SET TASK:
Each line below should be quoted exactly, please.

SUPPLIED INFORMATION:
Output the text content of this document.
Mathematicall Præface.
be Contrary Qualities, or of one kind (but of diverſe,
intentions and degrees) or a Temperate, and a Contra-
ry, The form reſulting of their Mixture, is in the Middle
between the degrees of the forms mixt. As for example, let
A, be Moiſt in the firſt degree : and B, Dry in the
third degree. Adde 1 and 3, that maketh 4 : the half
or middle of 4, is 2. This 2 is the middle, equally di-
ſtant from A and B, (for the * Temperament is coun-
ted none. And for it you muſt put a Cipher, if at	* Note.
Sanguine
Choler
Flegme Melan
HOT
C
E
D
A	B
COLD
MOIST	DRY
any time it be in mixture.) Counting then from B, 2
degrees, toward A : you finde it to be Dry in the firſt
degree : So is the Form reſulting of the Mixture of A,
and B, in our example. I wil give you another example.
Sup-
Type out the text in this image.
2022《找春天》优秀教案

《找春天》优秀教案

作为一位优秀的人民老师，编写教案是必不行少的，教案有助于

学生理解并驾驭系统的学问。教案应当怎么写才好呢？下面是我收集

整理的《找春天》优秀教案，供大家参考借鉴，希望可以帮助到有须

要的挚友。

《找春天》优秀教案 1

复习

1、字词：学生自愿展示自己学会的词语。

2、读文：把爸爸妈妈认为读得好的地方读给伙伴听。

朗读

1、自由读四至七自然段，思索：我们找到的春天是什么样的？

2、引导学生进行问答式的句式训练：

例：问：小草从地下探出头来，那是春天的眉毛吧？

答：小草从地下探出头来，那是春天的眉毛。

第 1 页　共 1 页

COMPLETE RESPONSE:
Output the text content of this document.
Mathematicall Præface.
be Contrary Qualities, or of one kind (but of diverſe,
intentions and degrees) or a Temperate, and a Contra-
ry, The form reſulting of their Mixture, is in the Middle
between the degrees of the forms mixt. As for example, let
A, be Moiſt in the firſt degree : and B, Dry in the
third degree. Adde 1 and 3, that maketh 4 : the half
or middle of 4, is 2. This 2 is the middle, equally di-
ſtant from A and B, (for the * Temperament is coun-
ted none. And for it you muſt put a Cipher, if at	* Note.
Sanguine
Choler
Flegme Melan
HOT
C
E
D
A	B
COLD
MOIST	DRY
any time it be in mixture.) Counting then from B, 2
degrees, toward A : you finde it to be Dry in the firſt
degree : So is the Form reſulting of the Mixture of A,
and B, in our example. I wil give you another example.
Sup-
Type out the text in this image.
2022《找春天》优秀教案

《找春天》优秀教案

作为一位优秀的人民老师，编写教案是必不行少的，教案有助于

学生理解并驾驭系统的学问。教案应当怎么写才好呢？下面是我收集

整理的《找春天》优秀教案，供大家参考借鉴，希望可以帮助到有须

要的挚友。

《找春天》优秀教案 1

复习

1、字词：学生自愿展示自己学会的词语。

2、读文：把爸爸妈妈认为读得好的地方读给伙伴听。

朗读

1、自由读四至七自然段，思索：我们找到的春天是什么样的？

2、引导学生进行问答式的句式训练：

例：问：小草从地下探出头来，那是春天的眉毛吧？

答：小草从地下探出头来，那是春天的眉毛。

第 1 页　共 1 页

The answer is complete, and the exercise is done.